§ Objective: Would you retype all of these records exactly?

** Start of Material to process **

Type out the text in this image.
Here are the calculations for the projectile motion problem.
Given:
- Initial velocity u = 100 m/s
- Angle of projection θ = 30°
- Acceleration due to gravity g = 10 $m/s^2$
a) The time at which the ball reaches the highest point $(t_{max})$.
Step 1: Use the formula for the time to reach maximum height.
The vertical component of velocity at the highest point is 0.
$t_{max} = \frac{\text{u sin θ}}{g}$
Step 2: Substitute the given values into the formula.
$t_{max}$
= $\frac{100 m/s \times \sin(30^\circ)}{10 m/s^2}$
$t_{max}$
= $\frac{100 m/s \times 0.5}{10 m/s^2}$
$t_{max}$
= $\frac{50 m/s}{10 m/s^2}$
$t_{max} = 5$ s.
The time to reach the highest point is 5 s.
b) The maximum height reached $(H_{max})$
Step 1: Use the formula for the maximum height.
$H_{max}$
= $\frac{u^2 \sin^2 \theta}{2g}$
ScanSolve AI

** End of Material to process **

§ Exercise answer:
Type out the text in this image.
Here are the calculations for the projectile motion problem.
Given:
- Initial velocity u = 100 m/s
- Angle of projection θ = 30°
- Acceleration due to gravity g = 10 $m/s^2$
a) The time at which the ball reaches the highest point $(t_{max})$.
Step 1: Use the formula for the time to reach maximum height.
The vertical component of velocity at the highest point is 0.
$t_{max} = \frac{\text{u sin θ}}{g}$
Step 2: Substitute the given values into the formula.
$t_{max}$
= $\frac{100 m/s \times \sin(30^\circ)}{10 m/s^2}$
$t_{max}$
= $\frac{100 m/s \times 0.5}{10 m/s^2}$
$t_{max}$
= $\frac{50 m/s}{10 m/s^2}$
$t_{max} = 5$ s.
The time to reach the highest point is 5 s.
b) The maximum height reached $(H_{max})$
Step 1: Use the formula for the maximum height.
$H_{max}$
= $\frac{u^2 \sin^2 \theta}{2g}$
ScanSolve AI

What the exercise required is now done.